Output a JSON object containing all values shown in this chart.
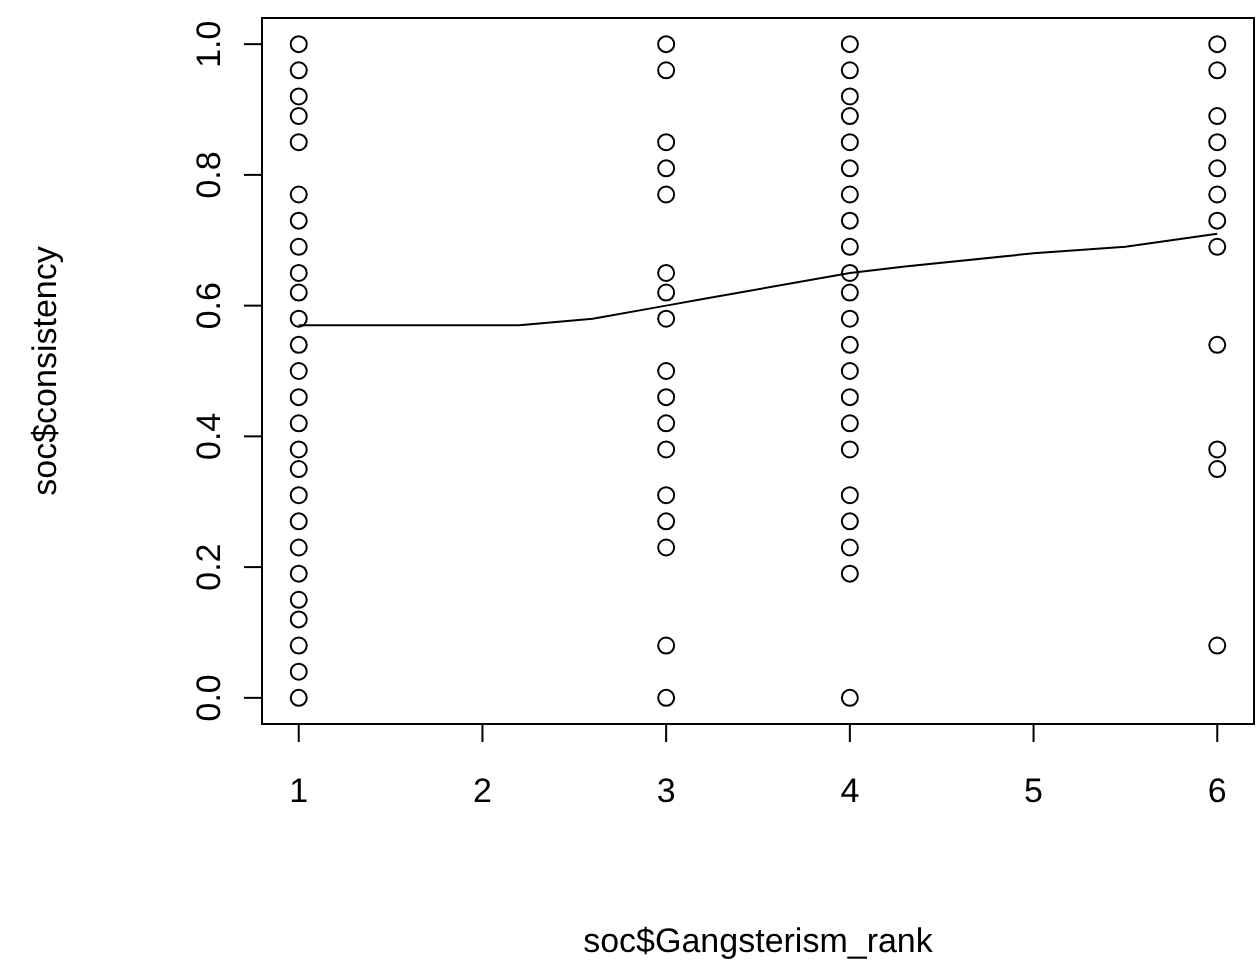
{
  "chart_data": {
    "type": "scatter",
    "xlabel": "soc$Gangsterism_rank",
    "ylabel": "soc$consistency",
    "xlim": [
      0.8,
      6.2
    ],
    "ylim": [
      -0.04,
      1.04
    ],
    "xticks": [
      1,
      2,
      3,
      4,
      5,
      6
    ],
    "yticks": [
      {
        "value": 0,
        "label": "0.0"
      },
      {
        "value": 0.2,
        "label": "0.2"
      },
      {
        "value": 0.4,
        "label": "0.4"
      },
      {
        "value": 0.6,
        "label": "0.6"
      },
      {
        "value": 0.8,
        "label": "0.8"
      },
      {
        "value": 1,
        "label": "1.0"
      }
    ],
    "series": [
      {
        "color": "#000000",
        "marker": "circle",
        "x": [
          1,
          1,
          1,
          1,
          1,
          1,
          1,
          1,
          1,
          1,
          1,
          1,
          1,
          1,
          1,
          1,
          1,
          1,
          1,
          1,
          1,
          1,
          1,
          1,
          1,
          1,
          3,
          3,
          3,
          3,
          3,
          3,
          3,
          3,
          3,
          3,
          3,
          3,
          3,
          3,
          3,
          3,
          3,
          4,
          4,
          4,
          4,
          4,
          4,
          4,
          4,
          4,
          4,
          4,
          4,
          4,
          4,
          4,
          4,
          4,
          4,
          4,
          4,
          4,
          4,
          6,
          6,
          6,
          6,
          6,
          6,
          6,
          6,
          6,
          6,
          6,
          6
        ],
        "values": [
          1,
          0.96,
          0.92,
          0.89,
          0.85,
          0.77,
          0.73,
          0.69,
          0.65,
          0.62,
          0.58,
          0.54,
          0.5,
          0.46,
          0.42,
          0.38,
          0.35,
          0.31,
          0.27,
          0.23,
          0.19,
          0.15,
          0.12,
          0.08,
          0.04,
          0,
          1,
          0.96,
          0.85,
          0.81,
          0.77,
          0.65,
          0.62,
          0.58,
          0.5,
          0.46,
          0.42,
          0.38,
          0.31,
          0.27,
          0.23,
          0.08,
          0,
          1,
          0.96,
          0.92,
          0.89,
          0.85,
          0.81,
          0.77,
          0.73,
          0.69,
          0.65,
          0.62,
          0.58,
          0.54,
          0.5,
          0.46,
          0.42,
          0.38,
          0.31,
          0.27,
          0.23,
          0.19,
          0,
          1,
          0.96,
          0.89,
          0.85,
          0.81,
          0.77,
          0.73,
          0.69,
          0.54,
          0.38,
          0.35,
          0.08
        ]
      },
      {
        "type": "line",
        "color": "#000000",
        "marker": "none",
        "x": [
          1,
          1.6,
          2.2,
          2.6,
          3,
          3.2,
          4,
          4.3,
          5,
          5.5,
          6
        ],
        "values": [
          0.57,
          0.57,
          0.57,
          0.58,
          0.6,
          0.61,
          0.65,
          0.66,
          0.68,
          0.69,
          0.71
        ]
      }
    ]
  }
}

- - - -

Exercise task: Quote the records above in full, dropping each picture.

Expected output:
Output a JSON object containing all values shown in this chart.
{
  "chart_data": {
    "type": "scatter",
    "xlabel": "soc$Gangsterism_rank",
    "ylabel": "soc$consistency",
    "xlim": [
      0.8,
      6.2
    ],
    "ylim": [
      -0.04,
      1.04
    ],
    "xticks": [
      1,
      2,
      3,
      4,
      5,
      6
    ],
    "yticks": [
      {
        "value": 0,
        "label": "0.0"
      },
      {
        "value": 0.2,
        "label": "0.2"
      },
      {
        "value": 0.4,
        "label": "0.4"
      },
      {
        "value": 0.6,
        "label": "0.6"
      },
      {
        "value": 0.8,
        "label": "0.8"
      },
      {
        "value": 1,
        "label": "1.0"
      }
    ],
    "series": [
      {
        "color": "#000000",
        "marker": "circle",
        "x": [
          1,
          1,
          1,
          1,
          1,
          1,
          1,
          1,
          1,
          1,
          1,
          1,
          1,
          1,
          1,
          1,
          1,
          1,
          1,
          1,
          1,
          1,
          1,
          1,
          1,
          1,
          3,
          3,
          3,
          3,
          3,
          3,
          3,
          3,
          3,
          3,
          3,
          3,
          3,
          3,
          3,
          3,
          3,
          4,
          4,
          4,
          4,
          4,
          4,
          4,
          4,
          4,
          4,
          4,
          4,
          4,
          4,
          4,
          4,
          4,
          4,
          4,
          4,
          4,
          4,
          6,
          6,
          6,
          6,
          6,
          6,
          6,
          6,
          6,
          6,
          6,
          6
        ],
        "values": [
          1,
          0.96,
          0.92,
          0.89,
          0.85,
          0.77,
          0.73,
          0.69,
          0.65,
          0.62,
          0.58,
          0.54,
          0.5,
          0.46,
          0.42,
          0.38,
          0.35,
          0.31,
          0.27,
          0.23,
          0.19,
          0.15,
          0.12,
          0.08,
          0.04,
          0,
          1,
          0.96,
          0.85,
          0.81,
          0.77,
          0.65,
          0.62,
          0.58,
          0.5,
          0.46,
          0.42,
          0.38,
          0.31,
          0.27,
          0.23,
          0.08,
          0,
          1,
          0.96,
          0.92,
          0.89,
          0.85,
          0.81,
          0.77,
          0.73,
          0.69,
          0.65,
          0.62,
          0.58,
          0.54,
          0.5,
          0.46,
          0.42,
          0.38,
          0.31,
          0.27,
          0.23,
          0.19,
          0,
          1,
          0.96,
          0.89,
          0.85,
          0.81,
          0.77,
          0.73,
          0.69,
          0.54,
          0.38,
          0.35,
          0.08
        ]
      },
      {
        "type": "line",
        "color": "#000000",
        "marker": "none",
        "x": [
          1,
          1.6,
          2.2,
          2.6,
          3,
          3.2,
          4,
          4.3,
          5,
          5.5,
          6
        ],
        "values": [
          0.57,
          0.57,
          0.57,
          0.58,
          0.6,
          0.61,
          0.65,
          0.66,
          0.68,
          0.69,
          0.71
        ]
      }
    ]
  }
}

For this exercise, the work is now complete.